---------- Provided data ----------

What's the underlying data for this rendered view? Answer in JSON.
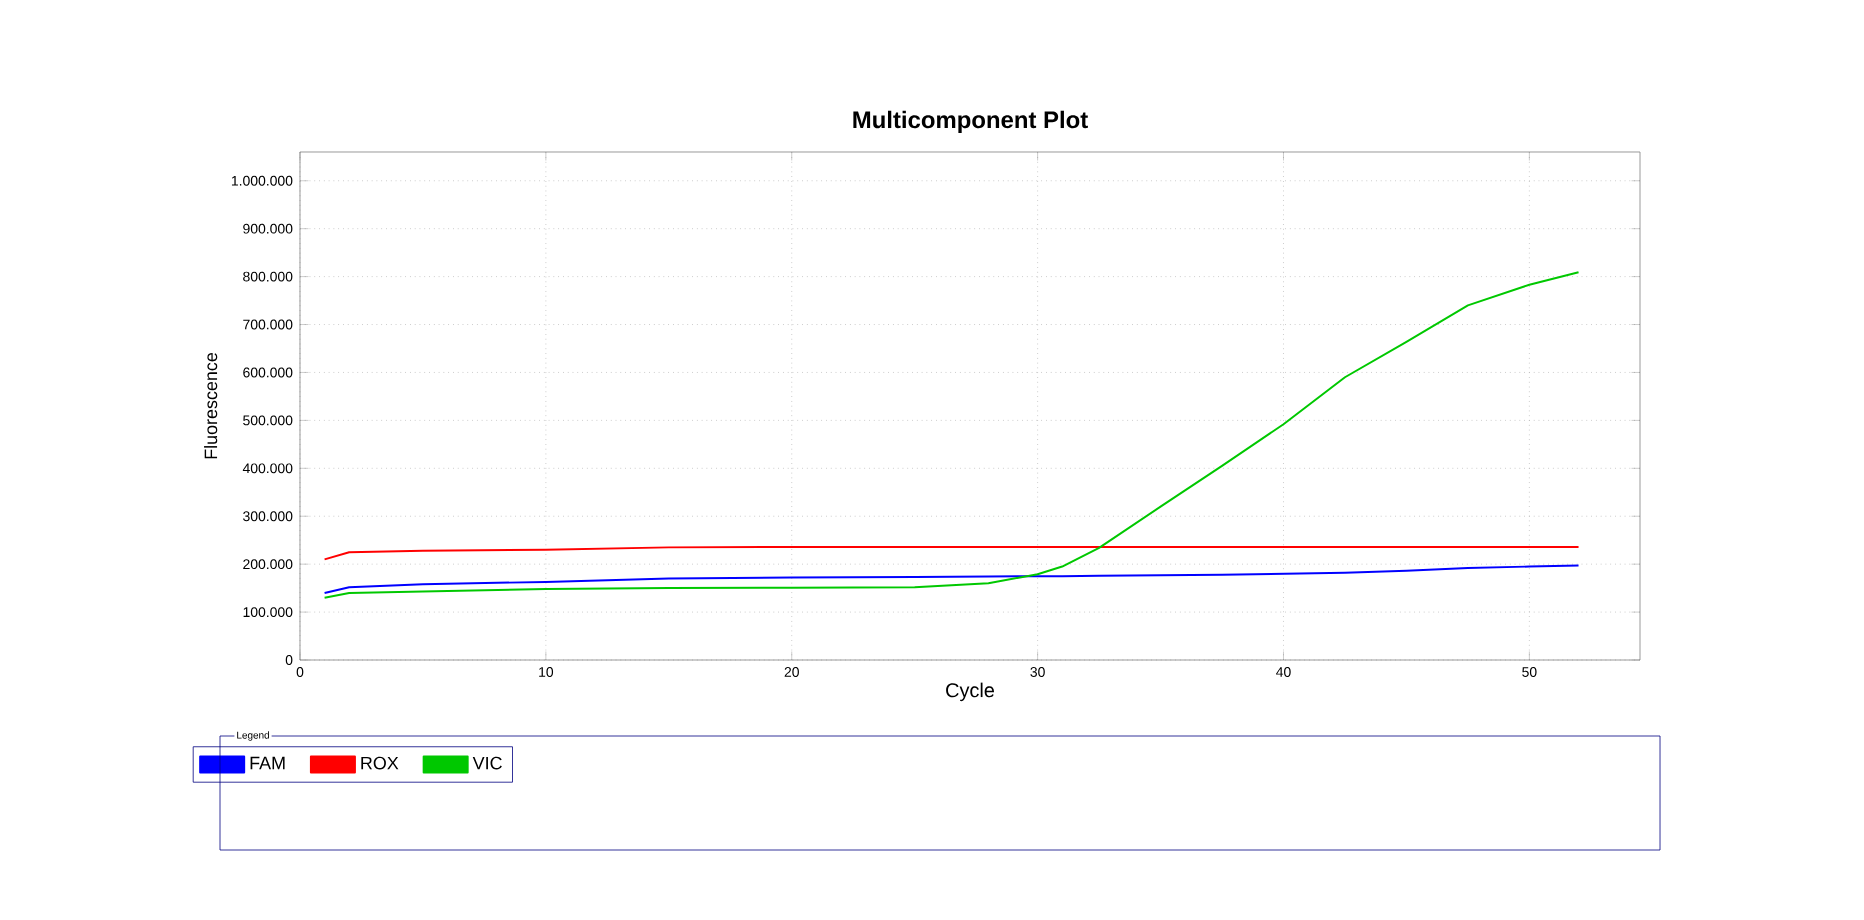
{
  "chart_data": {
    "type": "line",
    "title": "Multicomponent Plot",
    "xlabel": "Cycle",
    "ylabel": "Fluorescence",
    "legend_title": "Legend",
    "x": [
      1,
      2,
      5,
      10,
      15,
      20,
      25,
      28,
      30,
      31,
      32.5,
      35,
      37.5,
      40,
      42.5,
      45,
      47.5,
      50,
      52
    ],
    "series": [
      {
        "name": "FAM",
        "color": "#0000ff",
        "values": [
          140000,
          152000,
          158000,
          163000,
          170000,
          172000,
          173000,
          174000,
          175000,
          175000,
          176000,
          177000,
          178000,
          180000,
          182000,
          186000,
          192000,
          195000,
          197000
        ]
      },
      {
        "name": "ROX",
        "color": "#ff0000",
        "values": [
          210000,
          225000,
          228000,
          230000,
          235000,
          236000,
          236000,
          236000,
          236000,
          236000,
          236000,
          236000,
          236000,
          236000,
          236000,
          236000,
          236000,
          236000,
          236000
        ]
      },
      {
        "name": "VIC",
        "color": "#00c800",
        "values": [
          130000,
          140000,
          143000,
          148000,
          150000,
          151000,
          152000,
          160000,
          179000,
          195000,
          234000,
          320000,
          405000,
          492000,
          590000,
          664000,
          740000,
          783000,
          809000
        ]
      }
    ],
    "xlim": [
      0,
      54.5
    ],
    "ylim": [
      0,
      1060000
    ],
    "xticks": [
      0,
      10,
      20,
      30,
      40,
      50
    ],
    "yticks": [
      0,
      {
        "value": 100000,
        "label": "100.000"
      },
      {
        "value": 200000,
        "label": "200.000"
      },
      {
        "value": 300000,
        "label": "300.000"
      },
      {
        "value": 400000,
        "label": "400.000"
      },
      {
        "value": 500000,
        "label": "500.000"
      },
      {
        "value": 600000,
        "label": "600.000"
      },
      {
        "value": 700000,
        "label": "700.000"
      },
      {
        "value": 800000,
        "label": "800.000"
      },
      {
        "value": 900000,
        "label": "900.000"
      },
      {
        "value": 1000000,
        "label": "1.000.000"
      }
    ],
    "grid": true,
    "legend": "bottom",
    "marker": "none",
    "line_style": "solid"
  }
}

----------
---------- Provided data ----------

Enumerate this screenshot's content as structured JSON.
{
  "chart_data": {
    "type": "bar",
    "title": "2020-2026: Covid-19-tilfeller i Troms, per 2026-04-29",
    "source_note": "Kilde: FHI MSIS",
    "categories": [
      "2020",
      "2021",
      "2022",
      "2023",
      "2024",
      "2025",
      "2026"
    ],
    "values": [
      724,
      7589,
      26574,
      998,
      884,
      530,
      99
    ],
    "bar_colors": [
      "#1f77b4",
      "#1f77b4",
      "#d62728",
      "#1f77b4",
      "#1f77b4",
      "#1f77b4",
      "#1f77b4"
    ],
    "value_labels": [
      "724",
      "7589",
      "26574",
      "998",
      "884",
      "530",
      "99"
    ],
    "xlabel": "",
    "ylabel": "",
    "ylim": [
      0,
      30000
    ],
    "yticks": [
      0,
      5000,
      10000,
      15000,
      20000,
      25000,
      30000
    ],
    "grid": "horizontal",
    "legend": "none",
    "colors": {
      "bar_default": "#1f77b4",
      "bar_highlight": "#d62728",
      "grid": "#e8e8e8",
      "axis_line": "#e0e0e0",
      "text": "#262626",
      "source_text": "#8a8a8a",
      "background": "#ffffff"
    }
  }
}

----------

What is required: Copy each line of the listing in which the word "JSON" can be found.

Output of the exercise:
What's the underlying data for this rendered view? Answer in JSON.
Enumerate this screenshot's content as structured JSON.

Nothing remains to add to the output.